begin Material
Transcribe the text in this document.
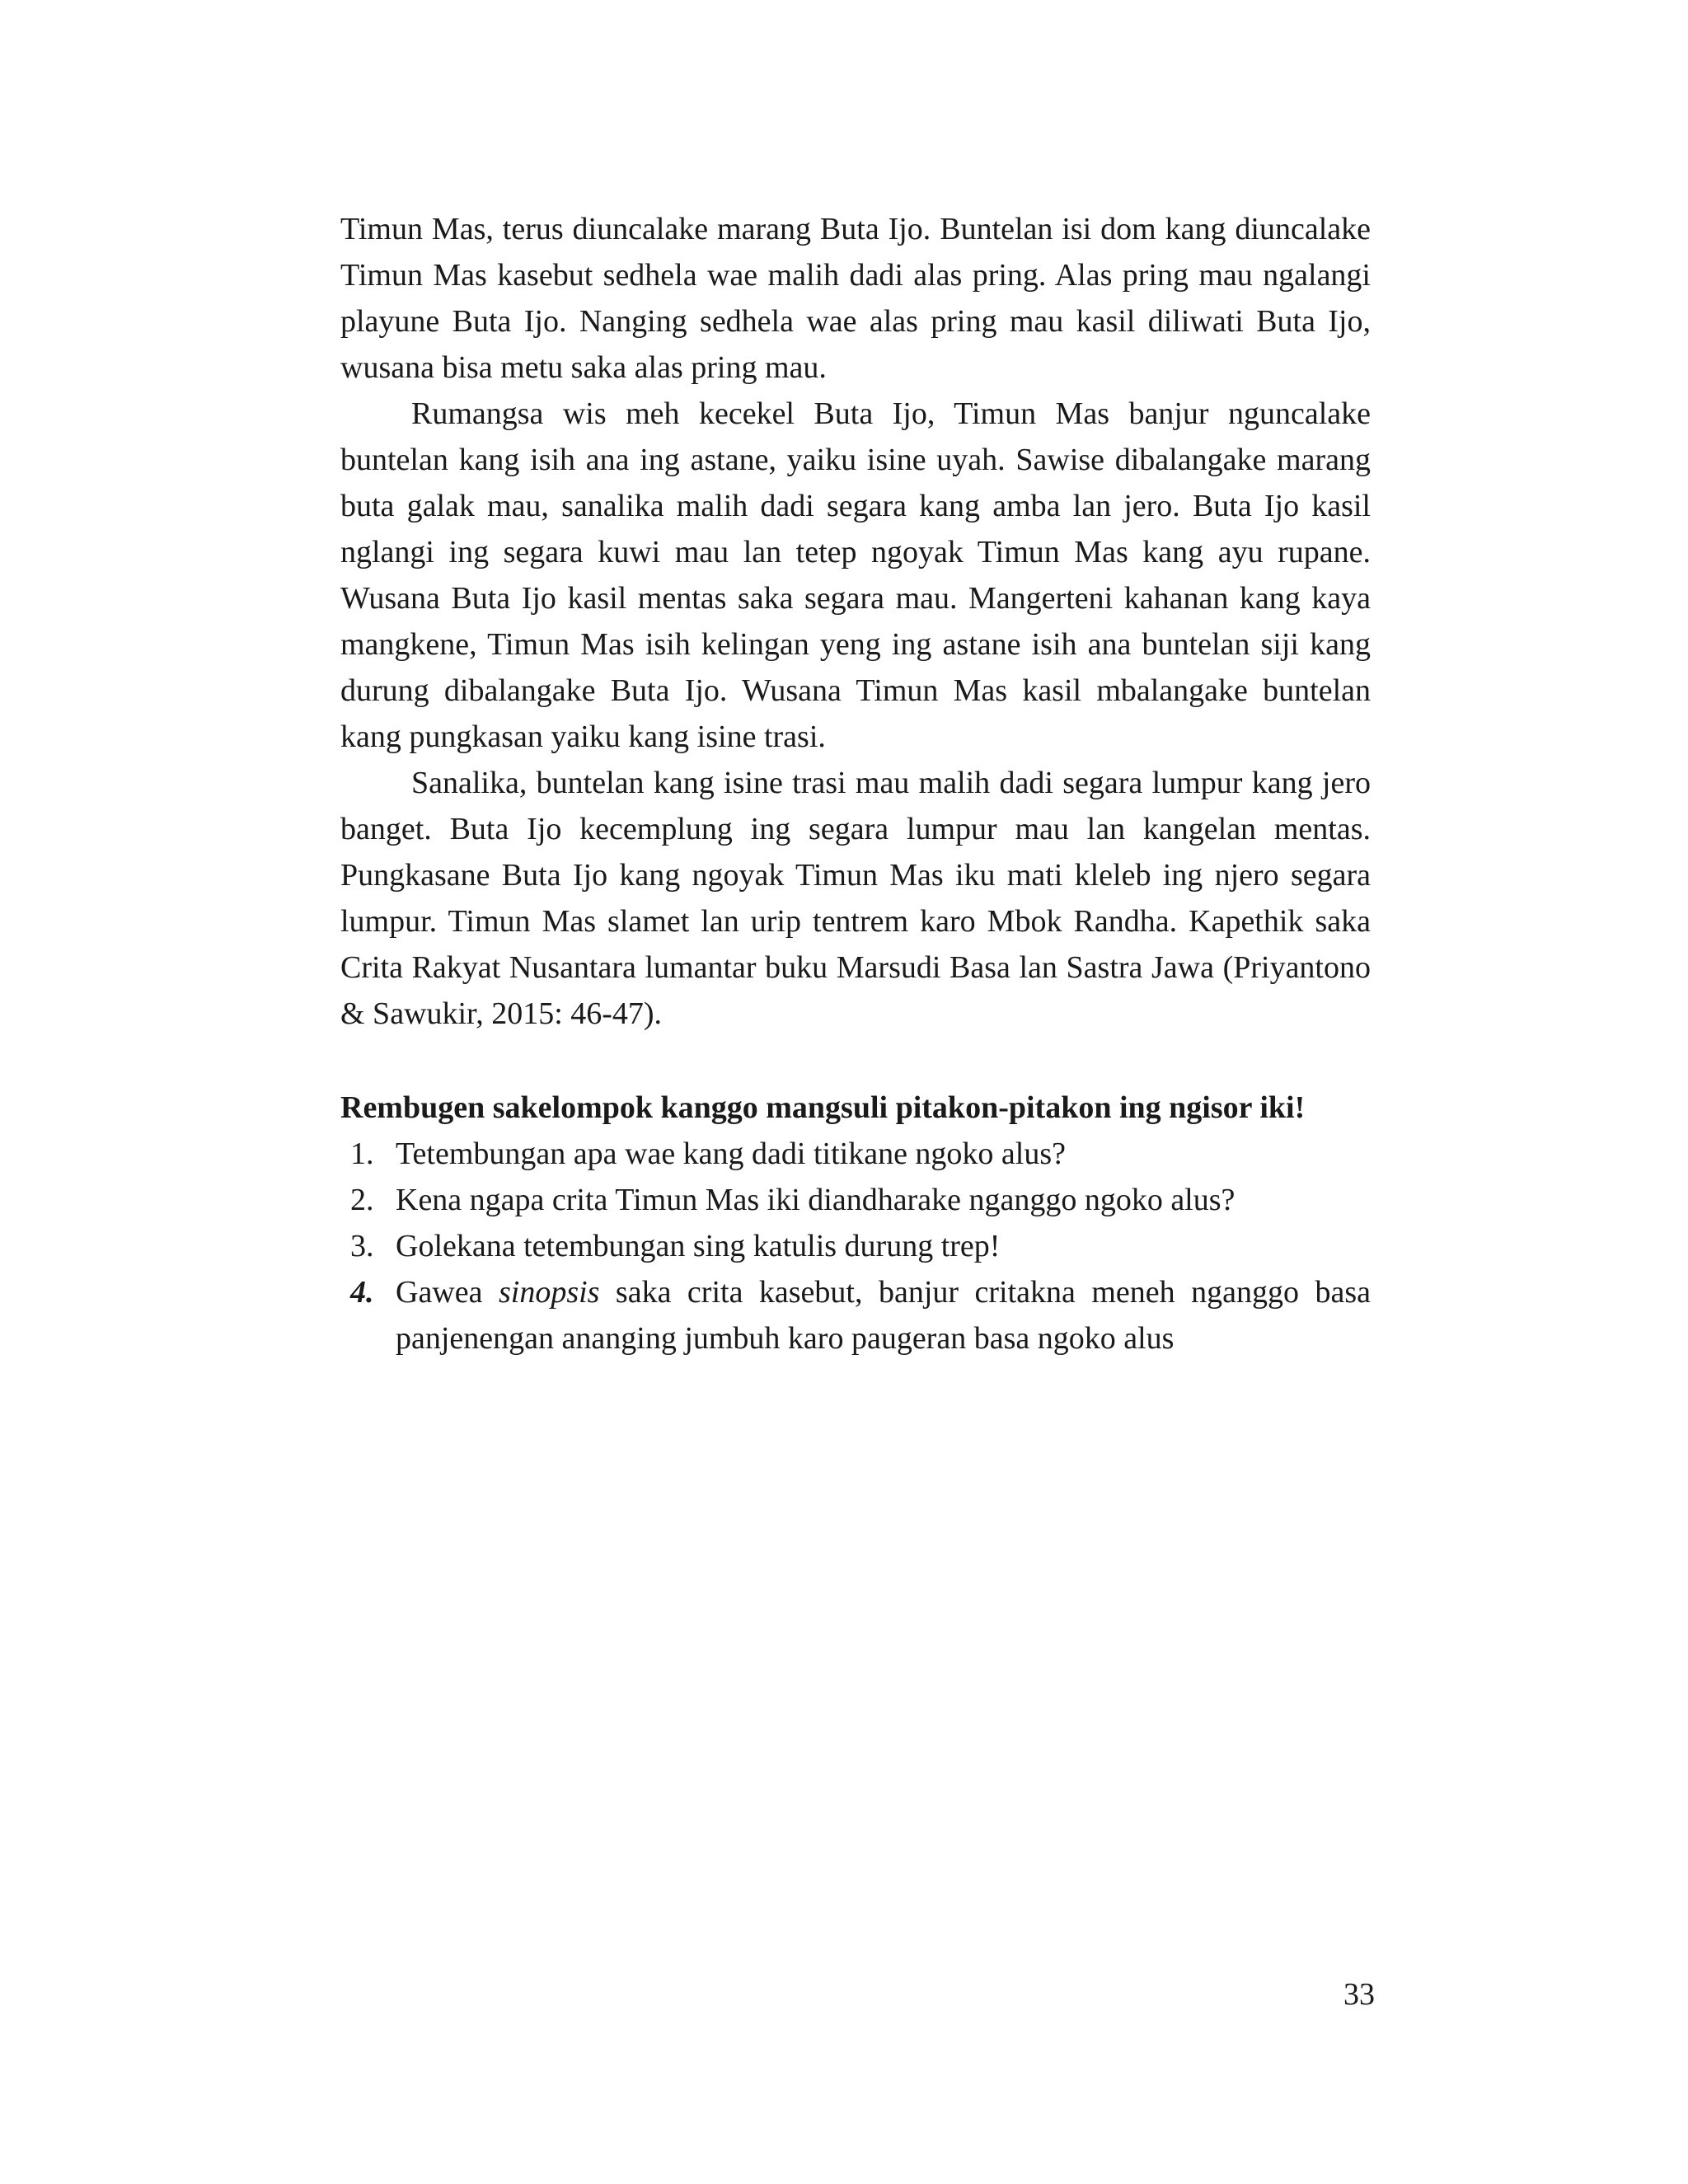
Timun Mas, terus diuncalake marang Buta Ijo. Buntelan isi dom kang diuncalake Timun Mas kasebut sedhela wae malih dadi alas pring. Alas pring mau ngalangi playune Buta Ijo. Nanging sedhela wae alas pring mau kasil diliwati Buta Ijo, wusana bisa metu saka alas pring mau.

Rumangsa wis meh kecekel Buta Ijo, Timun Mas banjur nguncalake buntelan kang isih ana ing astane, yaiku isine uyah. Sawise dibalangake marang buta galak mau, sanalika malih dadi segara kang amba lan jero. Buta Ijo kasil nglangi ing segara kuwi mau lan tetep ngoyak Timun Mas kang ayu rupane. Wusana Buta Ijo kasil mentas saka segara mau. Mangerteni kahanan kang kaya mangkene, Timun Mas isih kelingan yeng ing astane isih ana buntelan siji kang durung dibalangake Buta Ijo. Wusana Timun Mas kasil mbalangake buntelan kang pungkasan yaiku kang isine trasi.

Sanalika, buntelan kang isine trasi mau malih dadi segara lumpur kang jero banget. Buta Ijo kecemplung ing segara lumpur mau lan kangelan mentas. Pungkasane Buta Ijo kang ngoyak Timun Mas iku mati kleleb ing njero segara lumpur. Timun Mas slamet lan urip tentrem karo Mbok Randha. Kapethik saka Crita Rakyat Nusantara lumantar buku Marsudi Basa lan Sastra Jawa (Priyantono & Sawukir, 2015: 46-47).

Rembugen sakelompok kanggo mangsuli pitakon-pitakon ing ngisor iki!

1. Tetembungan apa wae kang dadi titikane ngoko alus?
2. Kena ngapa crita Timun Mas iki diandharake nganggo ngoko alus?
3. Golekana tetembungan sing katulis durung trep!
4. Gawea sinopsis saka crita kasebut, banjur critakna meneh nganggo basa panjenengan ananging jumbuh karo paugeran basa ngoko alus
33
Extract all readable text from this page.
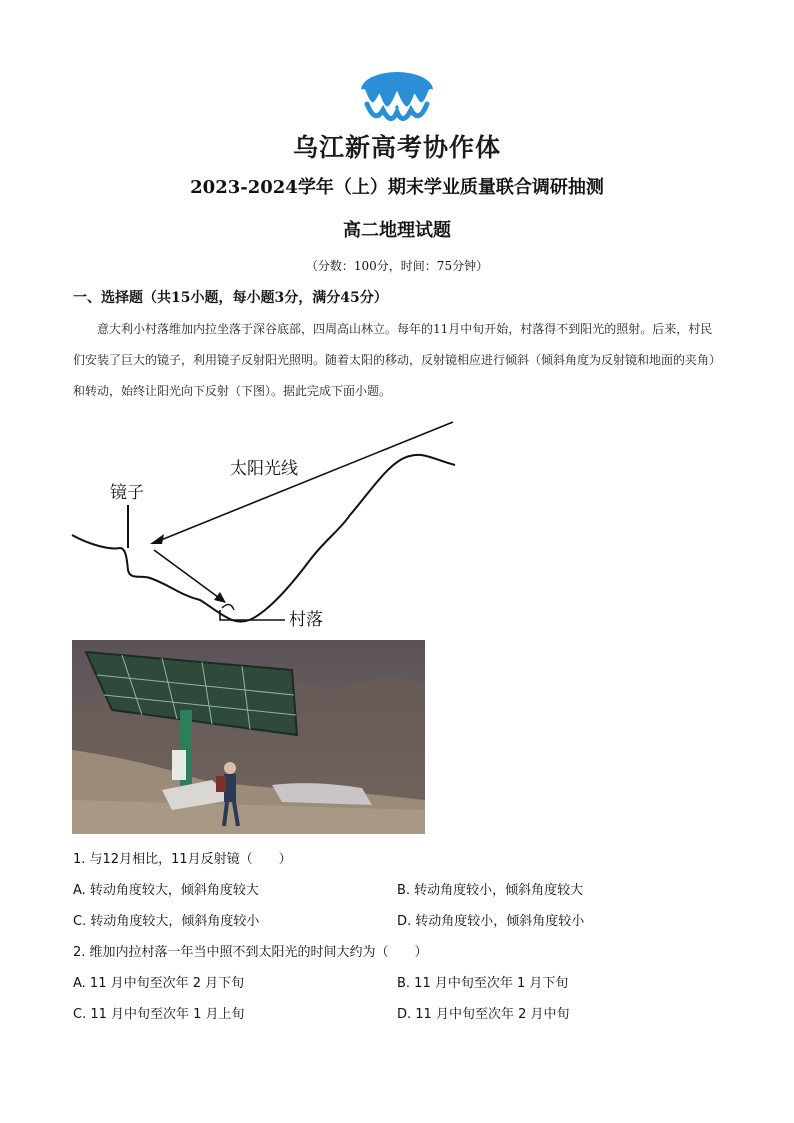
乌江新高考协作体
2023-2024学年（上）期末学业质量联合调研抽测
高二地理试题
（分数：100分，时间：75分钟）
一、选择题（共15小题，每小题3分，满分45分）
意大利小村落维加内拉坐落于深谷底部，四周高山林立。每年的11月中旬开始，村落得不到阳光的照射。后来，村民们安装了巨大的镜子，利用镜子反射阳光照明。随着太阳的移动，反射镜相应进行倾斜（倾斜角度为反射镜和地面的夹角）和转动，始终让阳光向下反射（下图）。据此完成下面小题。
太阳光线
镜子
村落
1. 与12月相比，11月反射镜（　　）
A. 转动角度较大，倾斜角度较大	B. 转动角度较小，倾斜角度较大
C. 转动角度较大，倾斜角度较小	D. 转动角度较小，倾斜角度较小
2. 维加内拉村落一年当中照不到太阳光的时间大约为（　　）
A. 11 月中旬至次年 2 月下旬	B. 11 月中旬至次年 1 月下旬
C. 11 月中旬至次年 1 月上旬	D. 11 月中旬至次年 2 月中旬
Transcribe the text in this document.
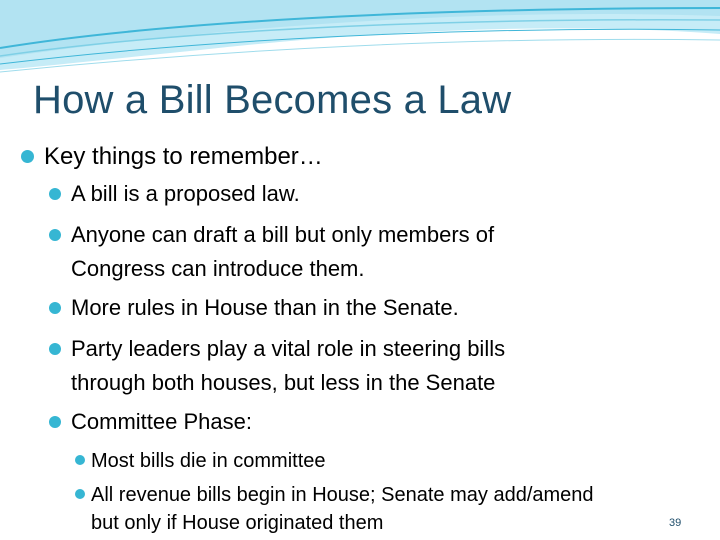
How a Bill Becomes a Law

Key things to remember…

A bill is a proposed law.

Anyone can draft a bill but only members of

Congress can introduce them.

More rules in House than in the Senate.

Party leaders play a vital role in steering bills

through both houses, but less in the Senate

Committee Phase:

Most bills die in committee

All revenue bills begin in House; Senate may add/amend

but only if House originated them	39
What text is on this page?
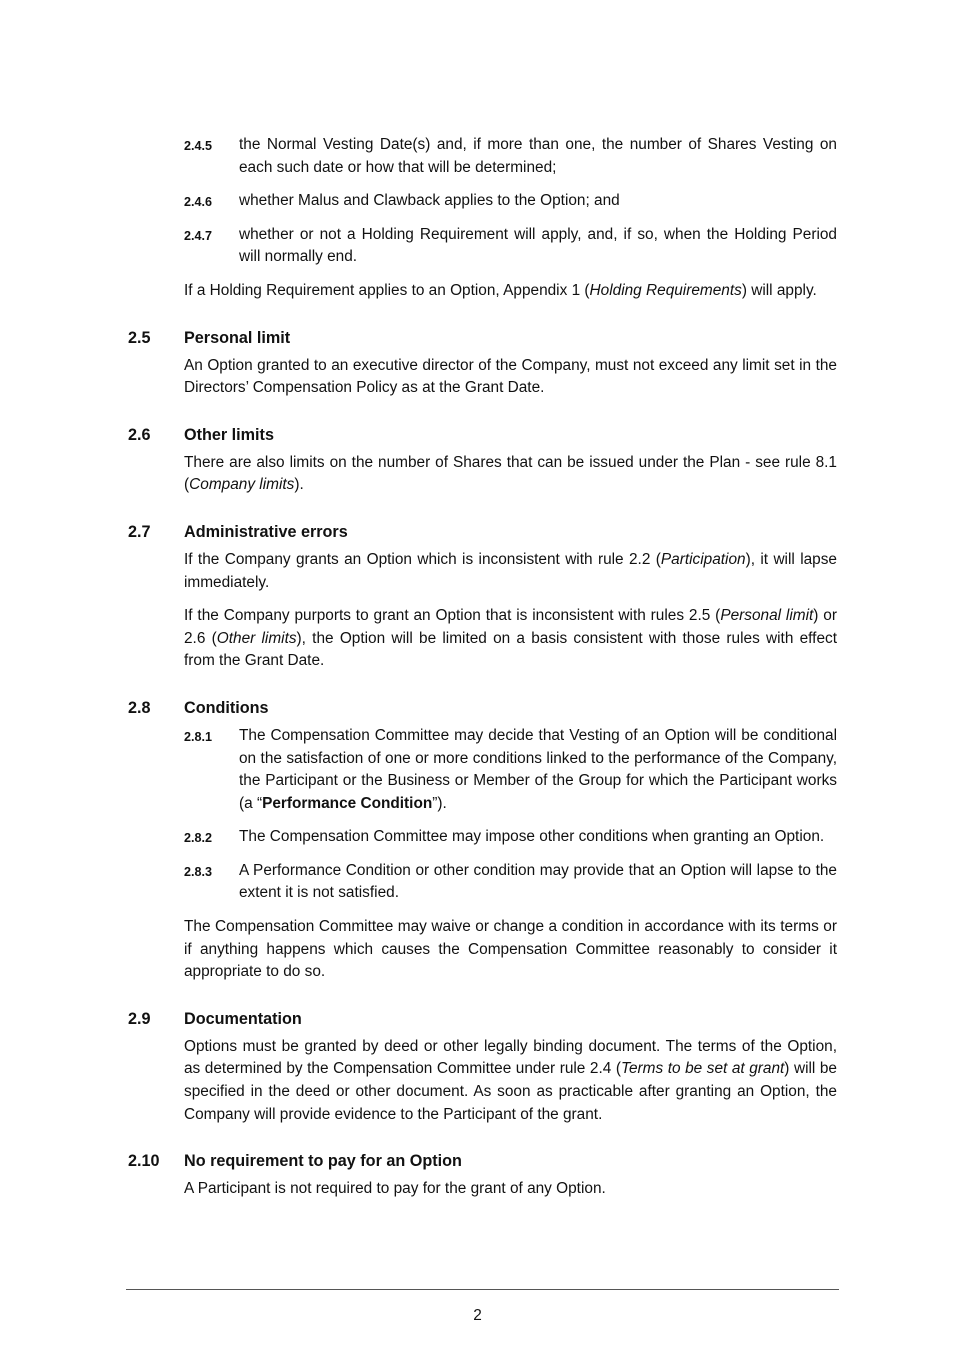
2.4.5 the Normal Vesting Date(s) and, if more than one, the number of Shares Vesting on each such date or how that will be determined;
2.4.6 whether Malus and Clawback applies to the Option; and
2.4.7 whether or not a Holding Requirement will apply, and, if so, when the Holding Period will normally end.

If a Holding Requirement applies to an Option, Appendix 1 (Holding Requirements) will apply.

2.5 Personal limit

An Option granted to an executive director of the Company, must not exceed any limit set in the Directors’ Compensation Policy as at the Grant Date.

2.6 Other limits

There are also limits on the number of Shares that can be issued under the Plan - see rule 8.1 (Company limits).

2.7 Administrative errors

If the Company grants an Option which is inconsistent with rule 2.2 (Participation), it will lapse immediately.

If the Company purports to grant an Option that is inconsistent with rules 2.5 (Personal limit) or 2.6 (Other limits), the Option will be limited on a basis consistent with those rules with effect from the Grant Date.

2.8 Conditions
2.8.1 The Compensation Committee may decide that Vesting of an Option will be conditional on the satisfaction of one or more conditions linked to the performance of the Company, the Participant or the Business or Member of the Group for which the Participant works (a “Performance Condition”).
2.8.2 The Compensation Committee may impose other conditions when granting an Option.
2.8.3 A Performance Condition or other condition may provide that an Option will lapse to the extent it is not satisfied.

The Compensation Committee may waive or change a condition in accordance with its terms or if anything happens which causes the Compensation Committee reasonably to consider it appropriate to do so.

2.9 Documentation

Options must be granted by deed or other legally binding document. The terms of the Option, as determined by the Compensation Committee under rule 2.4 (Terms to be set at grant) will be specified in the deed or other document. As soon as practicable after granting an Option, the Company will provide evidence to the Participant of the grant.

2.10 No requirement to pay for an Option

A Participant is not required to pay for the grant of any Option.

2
end Material
Work instructions: Can you repeat every record above exactly, apart from the pictures?

Answer below:
Transcribe the text in this document.
Timun Mas, terus diuncalake marang Buta Ijo. Buntelan isi dom kang diuncalake Timun Mas kasebut sedhela wae malih dadi alas pring. Alas pring mau ngalangi playune Buta Ijo. Nanging sedhela wae alas pring mau kasil diliwati Buta Ijo, wusana bisa metu saka alas pring mau.

Rumangsa wis meh kecekel Buta Ijo, Timun Mas banjur nguncalake buntelan kang isih ana ing astane, yaiku isine uyah. Sawise dibalangake marang buta galak mau, sanalika malih dadi segara kang amba lan jero. Buta Ijo kasil nglangi ing segara kuwi mau lan tetep ngoyak Timun Mas kang ayu rupane. Wusana Buta Ijo kasil mentas saka segara mau. Mangerteni kahanan kang kaya mangkene, Timun Mas isih kelingan yeng ing astane isih ana buntelan siji kang durung dibalangake Buta Ijo. Wusana Timun Mas kasil mbalangake buntelan kang pungkasan yaiku kang isine trasi.

Sanalika, buntelan kang isine trasi mau malih dadi segara lumpur kang jero banget. Buta Ijo kecemplung ing segara lumpur mau lan kangelan mentas. Pungkasane Buta Ijo kang ngoyak Timun Mas iku mati kleleb ing njero segara lumpur. Timun Mas slamet lan urip tentrem karo Mbok Randha. Kapethik saka Crita Rakyat Nusantara lumantar buku Marsudi Basa lan Sastra Jawa (Priyantono & Sawukir, 2015: 46-47).

Rembugen sakelompok kanggo mangsuli pitakon-pitakon ing ngisor iki!

1. Tetembungan apa wae kang dadi titikane ngoko alus?
2. Kena ngapa crita Timun Mas iki diandharake nganggo ngoko alus?
3. Golekana tetembungan sing katulis durung trep!
4. Gawea sinopsis saka crita kasebut, banjur critakna meneh nganggo basa panjenengan ananging jumbuh karo paugeran basa ngoko alus
33
Extract all readable text from this page.
乌江新高考协作体
2023-2024学年（上）期末学业质量联合调研抽测
高二地理试题
（分数：100分，时间：75分钟）
一、选择题（共15小题，每小题3分，满分45分）
意大利小村落维加内拉坐落于深谷底部，四周高山林立。每年的11月中旬开始，村落得不到阳光的照射。后来，村民们安装了巨大的镜子，利用镜子反射阳光照明。随着太阳的移动，反射镜相应进行倾斜（倾斜角度为反射镜和地面的夹角）和转动，始终让阳光向下反射（下图）。据此完成下面小题。
太阳光线
镜子
村落
1. 与12月相比，11月反射镜（　　）
A. 转动角度较大，倾斜角度较大	B. 转动角度较小，倾斜角度较大
C. 转动角度较大，倾斜角度较小	D. 转动角度较小，倾斜角度较小
2. 维加内拉村落一年当中照不到太阳光的时间大约为（　　）
A. 11 月中旬至次年 2 月下旬	B. 11 月中旬至次年 1 月下旬
C. 11 月中旬至次年 1 月上旬	D. 11 月中旬至次年 2 月中旬
Transcribe the text in this document.
How a Bill Becomes a Law

Key things to remember…

A bill is a proposed law.

Anyone can draft a bill but only members of

Congress can introduce them.

More rules in House than in the Senate.

Party leaders play a vital role in steering bills

through both houses, but less in the Senate

Committee Phase:

Most bills die in committee

All revenue bills begin in House; Senate may add/amend

but only if House originated them	39
What text is on this page?
2.4.5 the Normal Vesting Date(s) and, if more than one, the number of Shares Vesting on each such date or how that will be determined;
2.4.6 whether Malus and Clawback applies to the Option; and
2.4.7 whether or not a Holding Requirement will apply, and, if so, when the Holding Period will normally end.

If a Holding Requirement applies to an Option, Appendix 1 (Holding Requirements) will apply.

2.5 Personal limit

An Option granted to an executive director of the Company, must not exceed any limit set in the Directors’ Compensation Policy as at the Grant Date.

2.6 Other limits

There are also limits on the number of Shares that can be issued under the Plan - see rule 8.1 (Company limits).

2.7 Administrative errors

If the Company grants an Option which is inconsistent with rule 2.2 (Participation), it will lapse immediately.

If the Company purports to grant an Option that is inconsistent with rules 2.5 (Personal limit) or 2.6 (Other limits), the Option will be limited on a basis consistent with those rules with effect from the Grant Date.

2.8 Conditions
2.8.1 The Compensation Committee may decide that Vesting of an Option will be conditional on the satisfaction of one or more conditions linked to the performance of the Company, the Participant or the Business or Member of the Group for which the Participant works (a “Performance Condition”).
2.8.2 The Compensation Committee may impose other conditions when granting an Option.
2.8.3 A Performance Condition or other condition may provide that an Option will lapse to the extent it is not satisfied.

The Compensation Committee may waive or change a condition in accordance with its terms or if anything happens which causes the Compensation Committee reasonably to consider it appropriate to do so.

2.9 Documentation

Options must be granted by deed or other legally binding document. The terms of the Option, as determined by the Compensation Committee under rule 2.4 (Terms to be set at grant) will be specified in the deed or other document. As soon as practicable after granting an Option, the Company will provide evidence to the Participant of the grant.

2.10 No requirement to pay for an Option

A Participant is not required to pay for the grant of any Option.

2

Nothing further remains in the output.